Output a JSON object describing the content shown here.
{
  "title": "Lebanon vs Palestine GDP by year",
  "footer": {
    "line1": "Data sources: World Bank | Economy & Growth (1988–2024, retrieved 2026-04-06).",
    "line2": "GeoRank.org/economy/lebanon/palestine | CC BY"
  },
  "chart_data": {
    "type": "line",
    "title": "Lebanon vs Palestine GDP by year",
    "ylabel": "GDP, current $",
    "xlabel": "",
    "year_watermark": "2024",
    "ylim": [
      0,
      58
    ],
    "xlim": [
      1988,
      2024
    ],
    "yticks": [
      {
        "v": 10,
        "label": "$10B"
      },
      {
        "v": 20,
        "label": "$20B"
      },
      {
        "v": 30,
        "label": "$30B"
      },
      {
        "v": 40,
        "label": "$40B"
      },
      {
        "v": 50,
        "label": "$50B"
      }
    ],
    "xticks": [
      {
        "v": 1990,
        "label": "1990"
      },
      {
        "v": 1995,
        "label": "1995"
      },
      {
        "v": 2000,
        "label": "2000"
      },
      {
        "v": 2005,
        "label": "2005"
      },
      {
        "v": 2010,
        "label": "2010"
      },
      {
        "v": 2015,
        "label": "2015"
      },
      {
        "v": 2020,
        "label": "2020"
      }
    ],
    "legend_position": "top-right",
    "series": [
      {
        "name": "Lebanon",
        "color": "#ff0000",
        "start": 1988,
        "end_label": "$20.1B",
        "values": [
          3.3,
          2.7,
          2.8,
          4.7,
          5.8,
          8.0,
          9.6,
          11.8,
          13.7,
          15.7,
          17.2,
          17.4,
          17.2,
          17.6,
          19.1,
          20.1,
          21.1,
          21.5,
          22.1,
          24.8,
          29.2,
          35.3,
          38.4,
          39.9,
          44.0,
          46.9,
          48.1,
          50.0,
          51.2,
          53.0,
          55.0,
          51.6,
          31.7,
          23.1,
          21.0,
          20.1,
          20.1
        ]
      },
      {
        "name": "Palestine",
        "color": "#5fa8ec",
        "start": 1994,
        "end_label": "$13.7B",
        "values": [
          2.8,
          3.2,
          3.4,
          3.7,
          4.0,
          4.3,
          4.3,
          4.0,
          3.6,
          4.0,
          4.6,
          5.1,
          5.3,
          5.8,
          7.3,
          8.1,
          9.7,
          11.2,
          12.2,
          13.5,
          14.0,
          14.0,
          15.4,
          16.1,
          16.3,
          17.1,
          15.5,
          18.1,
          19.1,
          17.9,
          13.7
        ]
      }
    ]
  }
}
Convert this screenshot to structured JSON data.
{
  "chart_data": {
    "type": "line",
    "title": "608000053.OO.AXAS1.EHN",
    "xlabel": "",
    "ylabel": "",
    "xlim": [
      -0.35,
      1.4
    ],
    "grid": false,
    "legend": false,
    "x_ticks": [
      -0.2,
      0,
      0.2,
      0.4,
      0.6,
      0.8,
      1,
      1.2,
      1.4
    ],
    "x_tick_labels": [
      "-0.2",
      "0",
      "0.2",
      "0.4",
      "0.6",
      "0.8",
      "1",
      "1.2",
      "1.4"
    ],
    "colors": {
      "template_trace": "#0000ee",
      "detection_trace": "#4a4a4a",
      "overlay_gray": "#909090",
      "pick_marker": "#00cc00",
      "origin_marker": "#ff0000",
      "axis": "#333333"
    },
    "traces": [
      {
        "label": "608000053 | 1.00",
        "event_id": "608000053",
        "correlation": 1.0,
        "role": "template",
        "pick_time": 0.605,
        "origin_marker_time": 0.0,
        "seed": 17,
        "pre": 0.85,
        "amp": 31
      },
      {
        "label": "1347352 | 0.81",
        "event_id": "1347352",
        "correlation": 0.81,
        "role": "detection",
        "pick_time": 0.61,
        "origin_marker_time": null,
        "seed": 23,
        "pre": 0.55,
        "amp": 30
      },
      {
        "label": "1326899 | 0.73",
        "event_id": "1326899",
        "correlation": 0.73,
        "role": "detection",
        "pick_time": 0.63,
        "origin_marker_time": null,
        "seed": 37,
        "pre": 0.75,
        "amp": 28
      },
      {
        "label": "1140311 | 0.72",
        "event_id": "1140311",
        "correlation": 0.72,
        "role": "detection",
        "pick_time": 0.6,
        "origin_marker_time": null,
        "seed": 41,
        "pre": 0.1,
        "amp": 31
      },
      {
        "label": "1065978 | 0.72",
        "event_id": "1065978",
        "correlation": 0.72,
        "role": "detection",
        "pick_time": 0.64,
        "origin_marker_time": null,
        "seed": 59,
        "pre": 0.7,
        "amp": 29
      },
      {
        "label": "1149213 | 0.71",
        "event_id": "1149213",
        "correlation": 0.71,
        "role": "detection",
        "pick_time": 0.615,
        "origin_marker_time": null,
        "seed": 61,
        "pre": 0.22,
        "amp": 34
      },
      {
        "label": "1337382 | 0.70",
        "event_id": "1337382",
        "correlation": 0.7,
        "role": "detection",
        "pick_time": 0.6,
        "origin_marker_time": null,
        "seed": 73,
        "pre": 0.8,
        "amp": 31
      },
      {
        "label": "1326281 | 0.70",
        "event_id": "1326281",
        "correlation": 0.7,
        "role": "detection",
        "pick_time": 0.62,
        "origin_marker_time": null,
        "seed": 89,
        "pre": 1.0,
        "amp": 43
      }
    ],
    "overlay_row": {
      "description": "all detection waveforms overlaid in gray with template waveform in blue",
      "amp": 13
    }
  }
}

**Description of the task**
Extract the entries above verbatim.

**Reply**
Output a JSON object describing the content shown here.
{
  "title": "Lebanon vs Palestine GDP by year",
  "footer": {
    "line1": "Data sources: World Bank | Economy & Growth (1988–2024, retrieved 2026-04-06).",
    "line2": "GeoRank.org/economy/lebanon/palestine | CC BY"
  },
  "chart_data": {
    "type": "line",
    "title": "Lebanon vs Palestine GDP by year",
    "ylabel": "GDP, current $",
    "xlabel": "",
    "year_watermark": "2024",
    "ylim": [
      0,
      58
    ],
    "xlim": [
      1988,
      2024
    ],
    "yticks": [
      {
        "v": 10,
        "label": "$10B"
      },
      {
        "v": 20,
        "label": "$20B"
      },
      {
        "v": 30,
        "label": "$30B"
      },
      {
        "v": 40,
        "label": "$40B"
      },
      {
        "v": 50,
        "label": "$50B"
      }
    ],
    "xticks": [
      {
        "v": 1990,
        "label": "1990"
      },
      {
        "v": 1995,
        "label": "1995"
      },
      {
        "v": 2000,
        "label": "2000"
      },
      {
        "v": 2005,
        "label": "2005"
      },
      {
        "v": 2010,
        "label": "2010"
      },
      {
        "v": 2015,
        "label": "2015"
      },
      {
        "v": 2020,
        "label": "2020"
      }
    ],
    "legend_position": "top-right",
    "series": [
      {
        "name": "Lebanon",
        "color": "#ff0000",
        "start": 1988,
        "end_label": "$20.1B",
        "values": [
          3.3,
          2.7,
          2.8,
          4.7,
          5.8,
          8.0,
          9.6,
          11.8,
          13.7,
          15.7,
          17.2,
          17.4,
          17.2,
          17.6,
          19.1,
          20.1,
          21.1,
          21.5,
          22.1,
          24.8,
          29.2,
          35.3,
          38.4,
          39.9,
          44.0,
          46.9,
          48.1,
          50.0,
          51.2,
          53.0,
          55.0,
          51.6,
          31.7,
          23.1,
          21.0,
          20.1,
          20.1
        ]
      },
      {
        "name": "Palestine",
        "color": "#5fa8ec",
        "start": 1994,
        "end_label": "$13.7B",
        "values": [
          2.8,
          3.2,
          3.4,
          3.7,
          4.0,
          4.3,
          4.3,
          4.0,
          3.6,
          4.0,
          4.6,
          5.1,
          5.3,
          5.8,
          7.3,
          8.1,
          9.7,
          11.2,
          12.2,
          13.5,
          14.0,
          14.0,
          15.4,
          16.1,
          16.3,
          17.1,
          15.5,
          18.1,
          19.1,
          17.9,
          13.7
        ]
      }
    ]
  }
}
Convert this screenshot to structured JSON data.
{
  "chart_data": {
    "type": "line",
    "title": "608000053.OO.AXAS1.EHN",
    "xlabel": "",
    "ylabel": "",
    "xlim": [
      -0.35,
      1.4
    ],
    "grid": false,
    "legend": false,
    "x_ticks": [
      -0.2,
      0,
      0.2,
      0.4,
      0.6,
      0.8,
      1,
      1.2,
      1.4
    ],
    "x_tick_labels": [
      "-0.2",
      "0",
      "0.2",
      "0.4",
      "0.6",
      "0.8",
      "1",
      "1.2",
      "1.4"
    ],
    "colors": {
      "template_trace": "#0000ee",
      "detection_trace": "#4a4a4a",
      "overlay_gray": "#909090",
      "pick_marker": "#00cc00",
      "origin_marker": "#ff0000",
      "axis": "#333333"
    },
    "traces": [
      {
        "label": "608000053 | 1.00",
        "event_id": "608000053",
        "correlation": 1.0,
        "role": "template",
        "pick_time": 0.605,
        "origin_marker_time": 0.0,
        "seed": 17,
        "pre": 0.85,
        "amp": 31
      },
      {
        "label": "1347352 | 0.81",
        "event_id": "1347352",
        "correlation": 0.81,
        "role": "detection",
        "pick_time": 0.61,
        "origin_marker_time": null,
        "seed": 23,
        "pre": 0.55,
        "amp": 30
      },
      {
        "label": "1326899 | 0.73",
        "event_id": "1326899",
        "correlation": 0.73,
        "role": "detection",
        "pick_time": 0.63,
        "origin_marker_time": null,
        "seed": 37,
        "pre": 0.75,
        "amp": 28
      },
      {
        "label": "1140311 | 0.72",
        "event_id": "1140311",
        "correlation": 0.72,
        "role": "detection",
        "pick_time": 0.6,
        "origin_marker_time": null,
        "seed": 41,
        "pre": 0.1,
        "amp": 31
      },
      {
        "label": "1065978 | 0.72",
        "event_id": "1065978",
        "correlation": 0.72,
        "role": "detection",
        "pick_time": 0.64,
        "origin_marker_time": null,
        "seed": 59,
        "pre": 0.7,
        "amp": 29
      },
      {
        "label": "1149213 | 0.71",
        "event_id": "1149213",
        "correlation": 0.71,
        "role": "detection",
        "pick_time": 0.615,
        "origin_marker_time": null,
        "seed": 61,
        "pre": 0.22,
        "amp": 34
      },
      {
        "label": "1337382 | 0.70",
        "event_id": "1337382",
        "correlation": 0.7,
        "role": "detection",
        "pick_time": 0.6,
        "origin_marker_time": null,
        "seed": 73,
        "pre": 0.8,
        "amp": 31
      },
      {
        "label": "1326281 | 0.70",
        "event_id": "1326281",
        "correlation": 0.7,
        "role": "detection",
        "pick_time": 0.62,
        "origin_marker_time": null,
        "seed": 89,
        "pre": 1.0,
        "amp": 43
      }
    ],
    "overlay_row": {
      "description": "all detection waveforms overlaid in gray with template waveform in blue",
      "amp": 13
    }
  }
}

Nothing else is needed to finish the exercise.